What you have to do → Scan the lines below; pull out those with "VIRUS".
Records for processing START
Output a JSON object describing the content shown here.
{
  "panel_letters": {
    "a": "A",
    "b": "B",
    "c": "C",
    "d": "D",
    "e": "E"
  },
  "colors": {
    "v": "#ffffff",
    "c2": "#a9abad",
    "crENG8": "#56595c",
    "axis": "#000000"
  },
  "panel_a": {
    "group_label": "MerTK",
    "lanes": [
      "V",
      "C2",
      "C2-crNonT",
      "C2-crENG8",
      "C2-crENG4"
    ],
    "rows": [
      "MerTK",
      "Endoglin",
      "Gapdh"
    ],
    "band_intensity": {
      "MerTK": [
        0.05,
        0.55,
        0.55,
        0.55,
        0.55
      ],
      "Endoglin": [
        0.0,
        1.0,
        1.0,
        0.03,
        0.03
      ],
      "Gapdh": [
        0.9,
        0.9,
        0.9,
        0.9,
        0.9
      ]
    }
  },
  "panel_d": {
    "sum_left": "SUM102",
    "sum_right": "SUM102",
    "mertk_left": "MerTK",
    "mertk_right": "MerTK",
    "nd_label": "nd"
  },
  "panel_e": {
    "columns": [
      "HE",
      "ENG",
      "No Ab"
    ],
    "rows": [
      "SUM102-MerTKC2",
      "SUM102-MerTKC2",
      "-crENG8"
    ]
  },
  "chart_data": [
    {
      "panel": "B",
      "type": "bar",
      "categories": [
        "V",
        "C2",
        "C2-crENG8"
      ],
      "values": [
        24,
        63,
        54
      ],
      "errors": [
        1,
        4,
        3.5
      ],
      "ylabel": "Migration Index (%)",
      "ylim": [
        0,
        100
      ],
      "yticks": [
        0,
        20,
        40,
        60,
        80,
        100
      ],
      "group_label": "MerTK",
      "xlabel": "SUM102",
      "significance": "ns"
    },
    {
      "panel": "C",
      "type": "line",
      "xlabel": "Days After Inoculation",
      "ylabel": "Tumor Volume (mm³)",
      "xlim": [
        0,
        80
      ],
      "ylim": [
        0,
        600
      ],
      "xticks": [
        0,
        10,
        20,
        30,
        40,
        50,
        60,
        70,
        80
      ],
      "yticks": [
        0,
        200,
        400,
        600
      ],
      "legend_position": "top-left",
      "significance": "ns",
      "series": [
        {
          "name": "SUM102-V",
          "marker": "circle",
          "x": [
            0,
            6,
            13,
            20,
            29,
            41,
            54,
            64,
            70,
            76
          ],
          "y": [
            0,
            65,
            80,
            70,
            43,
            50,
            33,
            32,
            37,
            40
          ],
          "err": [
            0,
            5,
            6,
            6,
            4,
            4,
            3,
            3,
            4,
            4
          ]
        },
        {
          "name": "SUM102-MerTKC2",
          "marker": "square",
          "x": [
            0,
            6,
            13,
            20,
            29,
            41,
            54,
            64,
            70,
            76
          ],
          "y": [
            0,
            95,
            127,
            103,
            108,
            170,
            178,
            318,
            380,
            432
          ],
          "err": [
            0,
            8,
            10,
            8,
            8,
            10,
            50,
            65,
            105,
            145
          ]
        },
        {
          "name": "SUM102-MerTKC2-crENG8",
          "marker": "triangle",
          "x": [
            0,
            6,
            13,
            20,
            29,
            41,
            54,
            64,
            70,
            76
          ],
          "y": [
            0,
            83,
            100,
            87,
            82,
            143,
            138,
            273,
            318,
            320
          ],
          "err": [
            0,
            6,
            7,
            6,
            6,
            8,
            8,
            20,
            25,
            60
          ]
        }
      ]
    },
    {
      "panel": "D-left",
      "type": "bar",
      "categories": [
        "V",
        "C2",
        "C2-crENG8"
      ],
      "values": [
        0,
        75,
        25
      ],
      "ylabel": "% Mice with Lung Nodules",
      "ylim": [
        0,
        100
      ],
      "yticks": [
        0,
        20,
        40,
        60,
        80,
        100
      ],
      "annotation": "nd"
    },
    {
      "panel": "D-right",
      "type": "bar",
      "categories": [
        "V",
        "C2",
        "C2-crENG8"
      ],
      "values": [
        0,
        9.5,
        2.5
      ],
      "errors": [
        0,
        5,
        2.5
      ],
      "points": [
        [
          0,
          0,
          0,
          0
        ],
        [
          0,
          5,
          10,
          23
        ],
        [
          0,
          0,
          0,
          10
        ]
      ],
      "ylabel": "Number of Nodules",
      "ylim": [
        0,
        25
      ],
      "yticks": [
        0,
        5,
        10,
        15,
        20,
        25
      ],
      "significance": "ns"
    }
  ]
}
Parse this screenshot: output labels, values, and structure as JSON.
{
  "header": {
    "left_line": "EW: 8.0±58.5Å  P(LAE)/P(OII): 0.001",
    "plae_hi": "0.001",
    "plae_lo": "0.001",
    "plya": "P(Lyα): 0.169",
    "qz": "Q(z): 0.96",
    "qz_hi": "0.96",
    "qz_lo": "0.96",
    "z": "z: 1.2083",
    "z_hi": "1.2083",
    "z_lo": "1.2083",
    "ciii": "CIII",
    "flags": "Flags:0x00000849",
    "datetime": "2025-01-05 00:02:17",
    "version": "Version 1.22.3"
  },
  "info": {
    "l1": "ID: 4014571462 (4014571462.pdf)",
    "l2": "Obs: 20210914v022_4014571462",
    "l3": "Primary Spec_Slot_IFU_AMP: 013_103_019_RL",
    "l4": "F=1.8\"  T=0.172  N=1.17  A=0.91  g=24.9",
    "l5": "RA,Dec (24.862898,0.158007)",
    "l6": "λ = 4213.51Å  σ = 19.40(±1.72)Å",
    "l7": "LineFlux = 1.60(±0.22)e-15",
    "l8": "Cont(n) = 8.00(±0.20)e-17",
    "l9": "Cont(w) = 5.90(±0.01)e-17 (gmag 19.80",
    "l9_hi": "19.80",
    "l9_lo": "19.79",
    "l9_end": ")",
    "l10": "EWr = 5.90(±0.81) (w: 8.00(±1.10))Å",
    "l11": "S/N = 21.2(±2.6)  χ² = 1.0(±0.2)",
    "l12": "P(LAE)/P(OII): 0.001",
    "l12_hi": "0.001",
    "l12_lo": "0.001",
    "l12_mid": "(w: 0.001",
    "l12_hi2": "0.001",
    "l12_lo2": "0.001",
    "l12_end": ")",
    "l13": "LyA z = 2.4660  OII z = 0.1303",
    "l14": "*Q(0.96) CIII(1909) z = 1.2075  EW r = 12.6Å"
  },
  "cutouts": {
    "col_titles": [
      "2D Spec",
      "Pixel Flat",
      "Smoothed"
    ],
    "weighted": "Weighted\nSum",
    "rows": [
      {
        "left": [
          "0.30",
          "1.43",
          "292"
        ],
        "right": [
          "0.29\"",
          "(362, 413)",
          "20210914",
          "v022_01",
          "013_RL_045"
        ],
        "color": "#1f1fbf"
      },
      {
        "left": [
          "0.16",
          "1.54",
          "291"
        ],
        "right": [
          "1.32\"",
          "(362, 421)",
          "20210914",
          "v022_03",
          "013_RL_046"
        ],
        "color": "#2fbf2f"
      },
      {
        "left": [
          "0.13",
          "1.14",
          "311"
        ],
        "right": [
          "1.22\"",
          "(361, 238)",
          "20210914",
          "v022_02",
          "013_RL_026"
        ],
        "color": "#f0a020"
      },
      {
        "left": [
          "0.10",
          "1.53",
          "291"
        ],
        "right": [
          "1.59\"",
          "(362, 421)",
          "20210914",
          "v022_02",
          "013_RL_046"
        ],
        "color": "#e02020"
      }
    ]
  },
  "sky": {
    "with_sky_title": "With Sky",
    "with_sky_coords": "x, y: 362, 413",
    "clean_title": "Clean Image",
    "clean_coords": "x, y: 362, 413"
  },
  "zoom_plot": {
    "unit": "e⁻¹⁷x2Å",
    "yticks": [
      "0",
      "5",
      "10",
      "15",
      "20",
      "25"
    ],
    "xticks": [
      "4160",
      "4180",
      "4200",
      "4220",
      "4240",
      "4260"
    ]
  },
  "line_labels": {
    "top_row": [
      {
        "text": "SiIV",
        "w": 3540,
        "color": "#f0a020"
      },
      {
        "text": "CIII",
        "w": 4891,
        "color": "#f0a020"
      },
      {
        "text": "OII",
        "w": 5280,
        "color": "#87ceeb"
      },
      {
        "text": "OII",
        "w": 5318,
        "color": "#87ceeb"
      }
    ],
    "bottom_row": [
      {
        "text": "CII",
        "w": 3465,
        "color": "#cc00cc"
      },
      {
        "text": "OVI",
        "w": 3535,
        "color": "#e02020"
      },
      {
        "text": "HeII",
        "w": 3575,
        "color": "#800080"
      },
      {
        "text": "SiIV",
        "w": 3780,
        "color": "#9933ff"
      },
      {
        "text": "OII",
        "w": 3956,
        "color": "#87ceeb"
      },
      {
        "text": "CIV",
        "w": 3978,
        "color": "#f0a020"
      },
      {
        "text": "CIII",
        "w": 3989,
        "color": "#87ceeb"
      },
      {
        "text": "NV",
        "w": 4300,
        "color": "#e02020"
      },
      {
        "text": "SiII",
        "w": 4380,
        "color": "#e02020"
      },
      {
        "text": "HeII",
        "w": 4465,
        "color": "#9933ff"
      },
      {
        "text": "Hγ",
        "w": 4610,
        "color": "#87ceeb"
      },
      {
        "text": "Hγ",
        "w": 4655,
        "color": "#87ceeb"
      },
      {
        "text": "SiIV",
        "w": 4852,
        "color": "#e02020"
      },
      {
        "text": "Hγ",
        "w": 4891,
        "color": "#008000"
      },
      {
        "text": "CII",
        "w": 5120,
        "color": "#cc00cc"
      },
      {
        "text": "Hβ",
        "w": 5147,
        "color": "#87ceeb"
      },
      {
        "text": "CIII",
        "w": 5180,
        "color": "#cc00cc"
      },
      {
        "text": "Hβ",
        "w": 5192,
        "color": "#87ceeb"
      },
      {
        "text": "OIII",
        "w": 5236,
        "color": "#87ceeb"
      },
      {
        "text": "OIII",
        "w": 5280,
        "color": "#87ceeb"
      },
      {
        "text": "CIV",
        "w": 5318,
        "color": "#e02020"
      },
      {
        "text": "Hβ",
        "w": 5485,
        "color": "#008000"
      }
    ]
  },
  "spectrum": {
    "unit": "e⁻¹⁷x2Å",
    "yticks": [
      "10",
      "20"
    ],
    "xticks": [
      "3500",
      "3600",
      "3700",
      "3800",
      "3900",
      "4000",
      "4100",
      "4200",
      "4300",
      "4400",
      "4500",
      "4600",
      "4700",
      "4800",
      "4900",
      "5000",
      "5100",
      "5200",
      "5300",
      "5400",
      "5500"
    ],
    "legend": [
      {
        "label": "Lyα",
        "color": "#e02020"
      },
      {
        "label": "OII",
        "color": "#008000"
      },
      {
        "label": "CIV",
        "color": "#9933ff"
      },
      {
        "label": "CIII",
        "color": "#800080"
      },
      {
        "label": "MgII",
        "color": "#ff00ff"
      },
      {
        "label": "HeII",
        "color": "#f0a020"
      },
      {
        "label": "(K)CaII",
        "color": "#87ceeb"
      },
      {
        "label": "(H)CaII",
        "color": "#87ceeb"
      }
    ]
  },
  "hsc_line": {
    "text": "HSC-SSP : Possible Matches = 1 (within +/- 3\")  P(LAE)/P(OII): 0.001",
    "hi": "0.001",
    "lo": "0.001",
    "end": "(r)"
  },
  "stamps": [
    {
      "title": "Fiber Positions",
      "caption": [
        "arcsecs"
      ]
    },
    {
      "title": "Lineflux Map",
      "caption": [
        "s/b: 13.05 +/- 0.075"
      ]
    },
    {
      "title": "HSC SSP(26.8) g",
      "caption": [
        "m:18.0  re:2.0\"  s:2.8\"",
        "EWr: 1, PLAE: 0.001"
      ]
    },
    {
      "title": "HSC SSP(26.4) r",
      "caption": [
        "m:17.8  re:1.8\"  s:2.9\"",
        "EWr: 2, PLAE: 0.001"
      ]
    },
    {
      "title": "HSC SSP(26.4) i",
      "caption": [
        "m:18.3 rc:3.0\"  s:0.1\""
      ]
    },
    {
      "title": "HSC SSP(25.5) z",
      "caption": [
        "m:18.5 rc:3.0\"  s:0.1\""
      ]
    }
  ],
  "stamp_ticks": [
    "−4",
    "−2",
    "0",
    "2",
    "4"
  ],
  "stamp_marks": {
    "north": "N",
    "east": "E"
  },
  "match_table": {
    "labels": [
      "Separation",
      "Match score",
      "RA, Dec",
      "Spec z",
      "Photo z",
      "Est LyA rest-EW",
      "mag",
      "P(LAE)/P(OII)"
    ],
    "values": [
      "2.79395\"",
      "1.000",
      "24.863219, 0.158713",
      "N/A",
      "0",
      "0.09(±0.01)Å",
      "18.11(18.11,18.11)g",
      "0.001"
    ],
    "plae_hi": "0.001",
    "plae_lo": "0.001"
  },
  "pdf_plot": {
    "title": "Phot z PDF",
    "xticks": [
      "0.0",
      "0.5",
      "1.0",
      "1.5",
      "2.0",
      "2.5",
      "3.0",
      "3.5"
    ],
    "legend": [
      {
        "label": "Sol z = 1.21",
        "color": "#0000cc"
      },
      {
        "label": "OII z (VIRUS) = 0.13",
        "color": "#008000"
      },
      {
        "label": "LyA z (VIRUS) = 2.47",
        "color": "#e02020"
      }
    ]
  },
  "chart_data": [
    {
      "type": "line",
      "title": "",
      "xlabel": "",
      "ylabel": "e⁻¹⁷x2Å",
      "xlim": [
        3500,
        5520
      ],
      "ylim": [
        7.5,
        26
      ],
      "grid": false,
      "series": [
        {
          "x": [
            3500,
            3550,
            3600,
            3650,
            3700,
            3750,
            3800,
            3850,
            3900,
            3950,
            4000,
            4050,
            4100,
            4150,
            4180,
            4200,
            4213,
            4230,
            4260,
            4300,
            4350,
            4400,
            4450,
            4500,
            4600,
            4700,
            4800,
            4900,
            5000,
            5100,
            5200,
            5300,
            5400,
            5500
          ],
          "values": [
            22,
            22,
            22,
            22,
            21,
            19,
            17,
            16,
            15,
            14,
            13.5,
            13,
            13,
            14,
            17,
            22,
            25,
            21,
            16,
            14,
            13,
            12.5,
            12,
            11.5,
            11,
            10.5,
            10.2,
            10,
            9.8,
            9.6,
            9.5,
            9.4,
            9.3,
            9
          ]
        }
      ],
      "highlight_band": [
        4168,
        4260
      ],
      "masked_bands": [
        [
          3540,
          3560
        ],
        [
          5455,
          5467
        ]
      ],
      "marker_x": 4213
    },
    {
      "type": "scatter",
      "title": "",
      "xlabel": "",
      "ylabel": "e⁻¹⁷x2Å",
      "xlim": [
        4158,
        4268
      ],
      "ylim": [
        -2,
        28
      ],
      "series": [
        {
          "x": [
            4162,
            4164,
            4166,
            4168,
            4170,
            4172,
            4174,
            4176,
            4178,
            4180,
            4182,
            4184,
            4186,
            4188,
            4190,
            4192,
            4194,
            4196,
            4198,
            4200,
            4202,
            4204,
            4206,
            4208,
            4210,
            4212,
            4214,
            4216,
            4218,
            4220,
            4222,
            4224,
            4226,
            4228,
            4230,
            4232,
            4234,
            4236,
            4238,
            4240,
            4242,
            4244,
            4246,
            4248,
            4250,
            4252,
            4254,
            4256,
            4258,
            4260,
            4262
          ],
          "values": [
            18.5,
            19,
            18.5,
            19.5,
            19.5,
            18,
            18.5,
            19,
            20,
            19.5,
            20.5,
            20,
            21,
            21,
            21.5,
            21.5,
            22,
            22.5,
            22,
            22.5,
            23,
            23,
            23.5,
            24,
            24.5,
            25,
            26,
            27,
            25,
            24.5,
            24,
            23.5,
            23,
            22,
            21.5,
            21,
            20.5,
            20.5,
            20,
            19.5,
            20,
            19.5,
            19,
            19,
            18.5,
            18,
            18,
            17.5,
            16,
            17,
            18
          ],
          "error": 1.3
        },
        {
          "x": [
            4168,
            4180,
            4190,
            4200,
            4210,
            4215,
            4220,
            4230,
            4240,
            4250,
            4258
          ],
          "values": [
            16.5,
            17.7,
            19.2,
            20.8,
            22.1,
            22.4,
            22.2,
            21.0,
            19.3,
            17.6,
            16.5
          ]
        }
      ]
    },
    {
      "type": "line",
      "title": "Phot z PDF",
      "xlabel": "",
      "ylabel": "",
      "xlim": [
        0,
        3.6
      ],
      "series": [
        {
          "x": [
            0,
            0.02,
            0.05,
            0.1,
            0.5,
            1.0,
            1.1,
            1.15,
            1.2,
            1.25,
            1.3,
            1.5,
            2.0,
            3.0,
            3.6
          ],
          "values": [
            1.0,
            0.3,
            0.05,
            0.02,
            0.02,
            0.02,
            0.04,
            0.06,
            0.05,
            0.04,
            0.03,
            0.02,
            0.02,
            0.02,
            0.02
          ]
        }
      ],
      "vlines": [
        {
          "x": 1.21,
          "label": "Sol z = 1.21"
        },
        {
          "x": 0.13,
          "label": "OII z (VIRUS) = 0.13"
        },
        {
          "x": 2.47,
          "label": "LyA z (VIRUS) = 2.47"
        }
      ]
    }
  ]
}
Records for processing END
Result for this task →
        "label": "OII z (VIRUS) = 0.13",
        "label": "LyA z (VIRUS) = 2.47",
          "label": "OII z (VIRUS) = 0.13"
          "label": "LyA z (VIRUS) = 2.47"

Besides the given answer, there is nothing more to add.